[PROBLEM STATEMENT]: Every record here should be printed again exactly.

===== RAW DATA

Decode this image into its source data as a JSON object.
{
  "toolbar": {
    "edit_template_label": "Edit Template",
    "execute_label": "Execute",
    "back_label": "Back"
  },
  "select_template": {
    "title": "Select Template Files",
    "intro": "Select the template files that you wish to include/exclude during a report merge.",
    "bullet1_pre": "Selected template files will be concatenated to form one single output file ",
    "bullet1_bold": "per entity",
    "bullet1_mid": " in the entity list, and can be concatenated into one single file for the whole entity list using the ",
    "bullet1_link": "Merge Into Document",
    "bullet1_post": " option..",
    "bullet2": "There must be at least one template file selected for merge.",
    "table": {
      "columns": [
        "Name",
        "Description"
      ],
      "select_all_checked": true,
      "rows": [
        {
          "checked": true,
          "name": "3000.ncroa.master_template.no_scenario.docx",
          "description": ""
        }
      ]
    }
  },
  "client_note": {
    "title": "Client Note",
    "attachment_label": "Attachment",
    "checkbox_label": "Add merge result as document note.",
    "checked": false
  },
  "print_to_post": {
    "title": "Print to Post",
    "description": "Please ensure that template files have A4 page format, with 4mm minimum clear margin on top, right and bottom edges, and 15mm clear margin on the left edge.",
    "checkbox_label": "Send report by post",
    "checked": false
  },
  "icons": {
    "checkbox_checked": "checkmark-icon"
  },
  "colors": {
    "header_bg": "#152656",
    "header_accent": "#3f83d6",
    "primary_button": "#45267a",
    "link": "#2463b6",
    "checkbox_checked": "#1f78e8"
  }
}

==========

[EXPECTED ANSWER]:
Decode this image into its source data as a JSON object.
{
  "toolbar": {
    "edit_template_label": "Edit Template",
    "execute_label": "Execute",
    "back_label": "Back"
  },
  "select_template": {
    "title": "Select Template Files",
    "intro": "Select the template files that you wish to include/exclude during a report merge.",
    "bullet1_pre": "Selected template files will be concatenated to form one single output file ",
    "bullet1_bold": "per entity",
    "bullet1_mid": " in the entity list, and can be concatenated into one single file for the whole entity list using the ",
    "bullet1_link": "Merge Into Document",
    "bullet1_post": " option..",
    "bullet2": "There must be at least one template file selected for merge.",
    "table": {
      "columns": [
        "Name",
        "Description"
      ],
      "select_all_checked": true,
      "rows": [
        {
          "checked": true,
          "name": "3000.ncroa.master_template.no_scenario.docx",
          "description": ""
        }
      ]
    }
  },
  "client_note": {
    "title": "Client Note",
    "attachment_label": "Attachment",
    "checkbox_label": "Add merge result as document note.",
    "checked": false
  },
  "print_to_post": {
    "title": "Print to Post",
    "description": "Please ensure that template files have A4 page format, with 4mm minimum clear margin on top, right and bottom edges, and 15mm clear margin on the left edge.",
    "checkbox_label": "Send report by post",
    "checked": false
  },
  "icons": {
    "checkbox_checked": "checkmark-icon"
  },
  "colors": {
    "header_bg": "#152656",
    "header_accent": "#3f83d6",
    "primary_button": "#45267a",
    "link": "#2463b6",
    "checkbox_checked": "#1f78e8"
  }
}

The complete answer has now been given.